_What is being asked:_ Would you retype all of these records exactly?

— start Stored data —

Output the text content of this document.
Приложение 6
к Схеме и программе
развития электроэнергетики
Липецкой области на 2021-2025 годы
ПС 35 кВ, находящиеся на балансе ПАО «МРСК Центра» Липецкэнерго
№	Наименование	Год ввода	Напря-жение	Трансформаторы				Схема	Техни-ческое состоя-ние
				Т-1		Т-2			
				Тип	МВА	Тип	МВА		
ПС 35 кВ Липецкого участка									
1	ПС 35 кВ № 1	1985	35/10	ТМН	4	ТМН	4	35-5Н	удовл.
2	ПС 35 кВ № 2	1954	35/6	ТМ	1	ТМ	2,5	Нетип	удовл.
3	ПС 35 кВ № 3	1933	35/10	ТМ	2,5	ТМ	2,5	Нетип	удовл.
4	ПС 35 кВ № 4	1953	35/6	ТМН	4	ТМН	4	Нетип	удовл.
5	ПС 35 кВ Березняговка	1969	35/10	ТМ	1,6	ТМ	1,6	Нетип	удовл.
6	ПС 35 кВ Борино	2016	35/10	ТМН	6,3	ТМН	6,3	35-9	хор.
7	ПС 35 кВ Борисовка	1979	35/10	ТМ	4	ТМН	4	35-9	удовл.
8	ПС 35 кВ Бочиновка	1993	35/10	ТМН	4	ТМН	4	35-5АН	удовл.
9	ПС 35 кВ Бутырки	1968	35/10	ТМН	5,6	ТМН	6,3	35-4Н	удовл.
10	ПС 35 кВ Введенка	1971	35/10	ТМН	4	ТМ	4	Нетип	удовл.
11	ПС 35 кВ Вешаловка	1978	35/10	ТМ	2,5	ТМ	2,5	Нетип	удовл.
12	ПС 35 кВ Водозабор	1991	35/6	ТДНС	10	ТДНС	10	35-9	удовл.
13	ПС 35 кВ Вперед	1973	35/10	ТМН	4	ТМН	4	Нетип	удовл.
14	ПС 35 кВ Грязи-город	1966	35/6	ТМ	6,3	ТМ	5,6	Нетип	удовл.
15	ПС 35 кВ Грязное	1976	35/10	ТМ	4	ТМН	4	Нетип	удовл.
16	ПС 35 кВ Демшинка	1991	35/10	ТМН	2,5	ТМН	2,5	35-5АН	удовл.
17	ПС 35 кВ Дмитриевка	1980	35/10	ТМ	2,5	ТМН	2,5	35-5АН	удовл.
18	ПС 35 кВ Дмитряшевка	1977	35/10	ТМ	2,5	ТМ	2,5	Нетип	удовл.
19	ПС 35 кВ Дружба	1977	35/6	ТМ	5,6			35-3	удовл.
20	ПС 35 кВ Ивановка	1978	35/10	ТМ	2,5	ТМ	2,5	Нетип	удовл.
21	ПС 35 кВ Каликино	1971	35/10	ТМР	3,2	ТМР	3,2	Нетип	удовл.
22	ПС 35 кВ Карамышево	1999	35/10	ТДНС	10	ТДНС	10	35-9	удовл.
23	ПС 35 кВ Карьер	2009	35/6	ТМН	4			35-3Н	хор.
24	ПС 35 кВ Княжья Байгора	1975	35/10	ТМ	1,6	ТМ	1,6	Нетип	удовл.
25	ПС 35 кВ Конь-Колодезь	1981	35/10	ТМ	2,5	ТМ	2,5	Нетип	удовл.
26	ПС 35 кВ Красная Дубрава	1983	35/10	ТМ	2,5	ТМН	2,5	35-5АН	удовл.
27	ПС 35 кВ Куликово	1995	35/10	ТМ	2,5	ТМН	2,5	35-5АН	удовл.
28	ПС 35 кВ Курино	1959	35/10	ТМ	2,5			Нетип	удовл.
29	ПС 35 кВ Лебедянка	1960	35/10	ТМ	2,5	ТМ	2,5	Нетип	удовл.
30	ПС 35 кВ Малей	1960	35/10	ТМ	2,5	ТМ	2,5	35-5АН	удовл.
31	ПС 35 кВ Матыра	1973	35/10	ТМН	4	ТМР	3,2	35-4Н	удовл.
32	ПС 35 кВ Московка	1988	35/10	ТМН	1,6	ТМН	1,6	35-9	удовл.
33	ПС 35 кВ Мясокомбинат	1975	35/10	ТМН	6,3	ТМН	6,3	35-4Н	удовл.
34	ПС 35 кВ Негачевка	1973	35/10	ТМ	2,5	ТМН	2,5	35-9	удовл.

— end Stored data —

_Output of the exercise:_
Output the text content of this document.
Приложение 6
к Схеме и программе
развития электроэнергетики
Липецкой области на 2021-2025 годы
ПС 35 кВ, находящиеся на балансе ПАО «МРСК Центра» Липецкэнерго
№	Наименование	Год ввода	Напря-жение	Трансформаторы				Схема	Техни-ческое состоя-ние
				Т-1		Т-2			
				Тип	МВА	Тип	МВА		
ПС 35 кВ Липецкого участка									
1	ПС 35 кВ № 1	1985	35/10	ТМН	4	ТМН	4	35-5Н	удовл.
2	ПС 35 кВ № 2	1954	35/6	ТМ	1	ТМ	2,5	Нетип	удовл.
3	ПС 35 кВ № 3	1933	35/10	ТМ	2,5	ТМ	2,5	Нетип	удовл.
4	ПС 35 кВ № 4	1953	35/6	ТМН	4	ТМН	4	Нетип	удовл.
5	ПС 35 кВ Березняговка	1969	35/10	ТМ	1,6	ТМ	1,6	Нетип	удовл.
6	ПС 35 кВ Борино	2016	35/10	ТМН	6,3	ТМН	6,3	35-9	хор.
7	ПС 35 кВ Борисовка	1979	35/10	ТМ	4	ТМН	4	35-9	удовл.
8	ПС 35 кВ Бочиновка	1993	35/10	ТМН	4	ТМН	4	35-5АН	удовл.
9	ПС 35 кВ Бутырки	1968	35/10	ТМН	5,6	ТМН	6,3	35-4Н	удовл.
10	ПС 35 кВ Введенка	1971	35/10	ТМН	4	ТМ	4	Нетип	удовл.
11	ПС 35 кВ Вешаловка	1978	35/10	ТМ	2,5	ТМ	2,5	Нетип	удовл.
12	ПС 35 кВ Водозабор	1991	35/6	ТДНС	10	ТДНС	10	35-9	удовл.
13	ПС 35 кВ Вперед	1973	35/10	ТМН	4	ТМН	4	Нетип	удовл.
14	ПС 35 кВ Грязи-город	1966	35/6	ТМ	6,3	ТМ	5,6	Нетип	удовл.
15	ПС 35 кВ Грязное	1976	35/10	ТМ	4	ТМН	4	Нетип	удовл.
16	ПС 35 кВ Демшинка	1991	35/10	ТМН	2,5	ТМН	2,5	35-5АН	удовл.
17	ПС 35 кВ Дмитриевка	1980	35/10	ТМ	2,5	ТМН	2,5	35-5АН	удовл.
18	ПС 35 кВ Дмитряшевка	1977	35/10	ТМ	2,5	ТМ	2,5	Нетип	удовл.
19	ПС 35 кВ Дружба	1977	35/6	ТМ	5,6			35-3	удовл.
20	ПС 35 кВ Ивановка	1978	35/10	ТМ	2,5	ТМ	2,5	Нетип	удовл.
21	ПС 35 кВ Каликино	1971	35/10	ТМР	3,2	ТМР	3,2	Нетип	удовл.
22	ПС 35 кВ Карамышево	1999	35/10	ТДНС	10	ТДНС	10	35-9	удовл.
23	ПС 35 кВ Карьер	2009	35/6	ТМН	4			35-3Н	хор.
24	ПС 35 кВ Княжья Байгора	1975	35/10	ТМ	1,6	ТМ	1,6	Нетип	удовл.
25	ПС 35 кВ Конь-Колодезь	1981	35/10	ТМ	2,5	ТМ	2,5	Нетип	удовл.
26	ПС 35 кВ Красная Дубрава	1983	35/10	ТМ	2,5	ТМН	2,5	35-5АН	удовл.
27	ПС 35 кВ Куликово	1995	35/10	ТМ	2,5	ТМН	2,5	35-5АН	удовл.
28	ПС 35 кВ Курино	1959	35/10	ТМ	2,5			Нетип	удовл.
29	ПС 35 кВ Лебедянка	1960	35/10	ТМ	2,5	ТМ	2,5	Нетип	удовл.
30	ПС 35 кВ Малей	1960	35/10	ТМ	2,5	ТМ	2,5	35-5АН	удовл.
31	ПС 35 кВ Матыра	1973	35/10	ТМН	4	ТМР	3,2	35-4Н	удовл.
32	ПС 35 кВ Московка	1988	35/10	ТМН	1,6	ТМН	1,6	35-9	удовл.
33	ПС 35 кВ Мясокомбинат	1975	35/10	ТМН	6,3	ТМН	6,3	35-4Н	удовл.
34	ПС 35 кВ Негачевка	1973	35/10	ТМ	2,5	ТМН	2,5	35-9	удовл.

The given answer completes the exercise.